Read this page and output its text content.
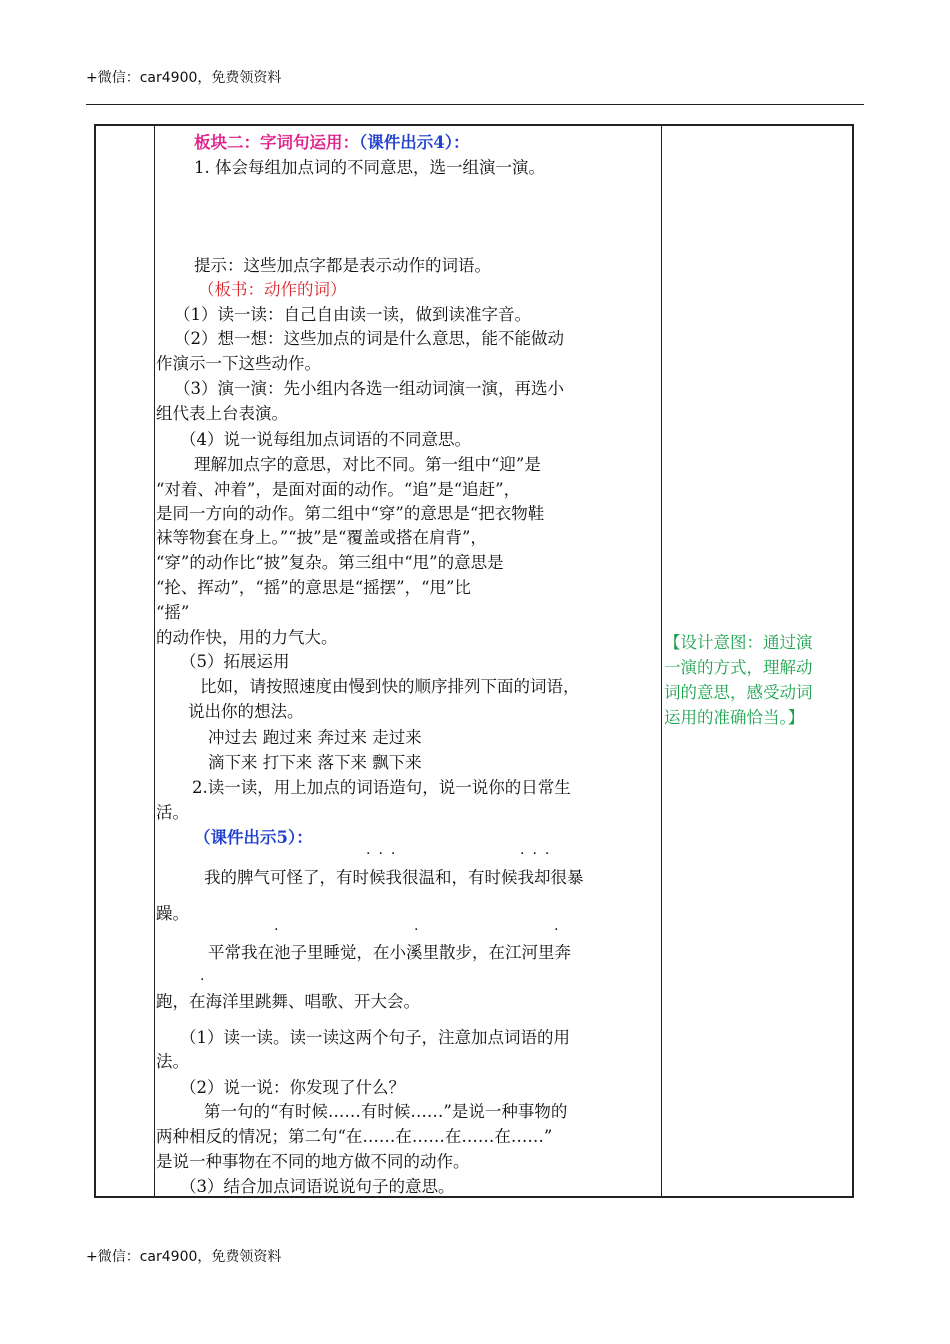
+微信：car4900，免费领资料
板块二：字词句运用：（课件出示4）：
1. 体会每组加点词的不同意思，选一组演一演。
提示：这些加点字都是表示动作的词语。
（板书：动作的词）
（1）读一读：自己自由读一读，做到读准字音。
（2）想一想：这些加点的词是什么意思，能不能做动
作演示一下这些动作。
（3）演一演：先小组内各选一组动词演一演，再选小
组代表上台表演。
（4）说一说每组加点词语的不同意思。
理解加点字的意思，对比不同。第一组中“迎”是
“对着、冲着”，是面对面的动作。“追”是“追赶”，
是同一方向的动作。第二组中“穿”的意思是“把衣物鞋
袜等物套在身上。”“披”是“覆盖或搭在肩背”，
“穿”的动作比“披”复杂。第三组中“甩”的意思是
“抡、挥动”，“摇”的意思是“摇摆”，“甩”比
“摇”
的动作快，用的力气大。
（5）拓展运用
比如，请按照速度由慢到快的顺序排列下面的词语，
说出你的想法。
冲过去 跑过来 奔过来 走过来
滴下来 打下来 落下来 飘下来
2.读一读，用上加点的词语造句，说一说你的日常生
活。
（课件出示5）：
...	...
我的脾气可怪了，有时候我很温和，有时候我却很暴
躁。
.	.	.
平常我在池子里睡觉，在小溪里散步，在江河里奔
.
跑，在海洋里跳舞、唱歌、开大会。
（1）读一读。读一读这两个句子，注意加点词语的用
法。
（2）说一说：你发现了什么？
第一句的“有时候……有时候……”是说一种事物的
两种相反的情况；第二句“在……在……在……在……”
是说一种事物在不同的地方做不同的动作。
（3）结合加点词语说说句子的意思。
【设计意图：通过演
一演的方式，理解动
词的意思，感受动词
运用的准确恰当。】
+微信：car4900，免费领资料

::::::

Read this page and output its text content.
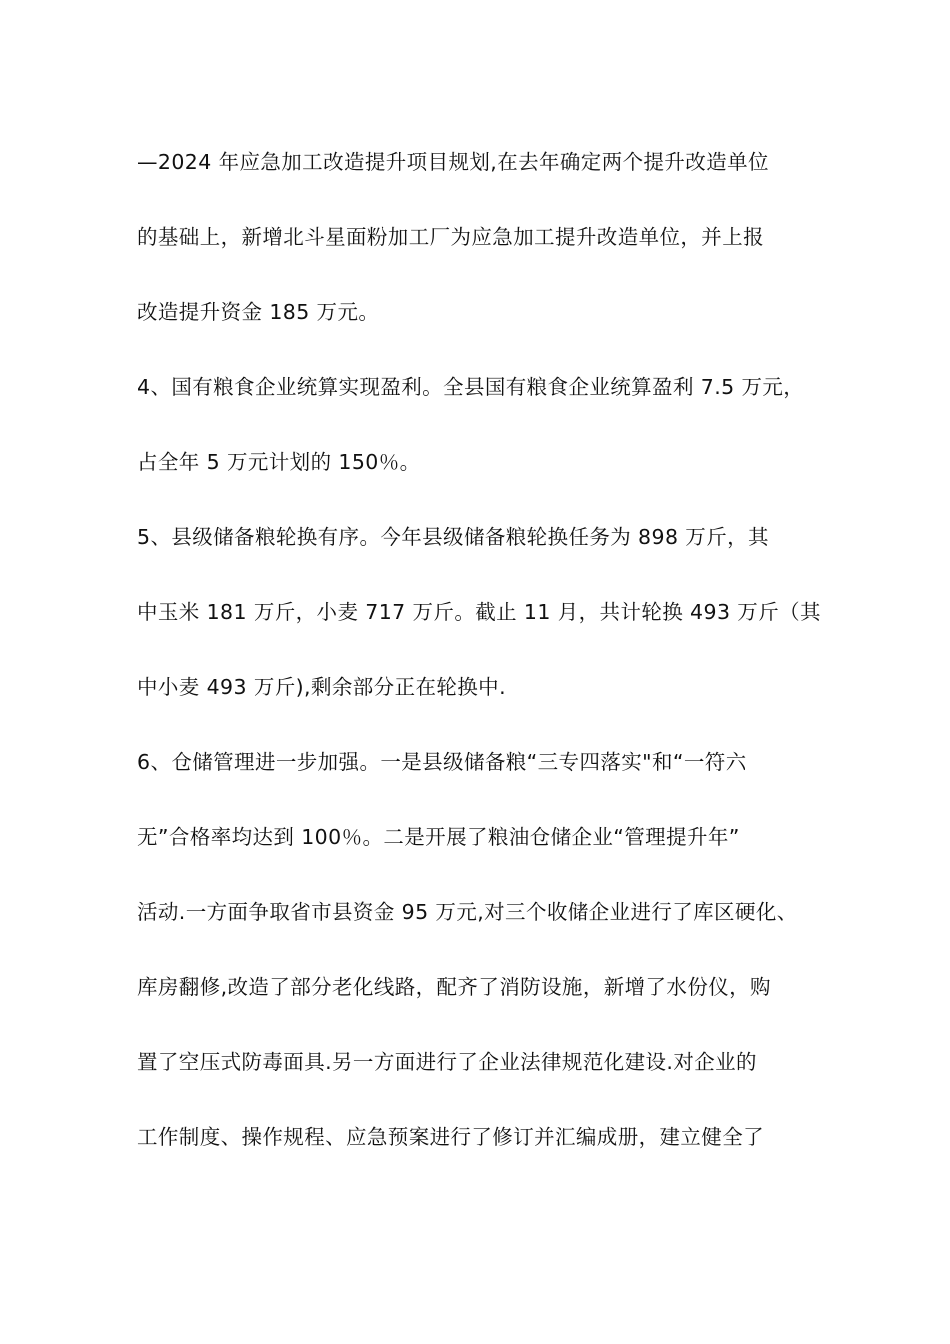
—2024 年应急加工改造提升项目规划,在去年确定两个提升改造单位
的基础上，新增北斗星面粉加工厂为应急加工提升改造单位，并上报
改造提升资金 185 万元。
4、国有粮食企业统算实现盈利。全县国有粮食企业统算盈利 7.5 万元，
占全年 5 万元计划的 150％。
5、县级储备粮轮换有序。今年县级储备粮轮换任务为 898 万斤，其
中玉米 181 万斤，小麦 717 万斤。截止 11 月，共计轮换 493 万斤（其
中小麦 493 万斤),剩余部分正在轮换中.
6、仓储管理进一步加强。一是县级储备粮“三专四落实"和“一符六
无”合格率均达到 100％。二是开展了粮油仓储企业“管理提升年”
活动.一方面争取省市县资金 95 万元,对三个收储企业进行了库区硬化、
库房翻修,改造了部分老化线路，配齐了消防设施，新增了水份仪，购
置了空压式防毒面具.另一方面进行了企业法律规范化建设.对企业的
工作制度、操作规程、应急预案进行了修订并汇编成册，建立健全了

::::::

EXERCISE: What is the number of lines in the data above that include the word "的意思是"? Answer with that number only.

ANSWER IN FULL: 3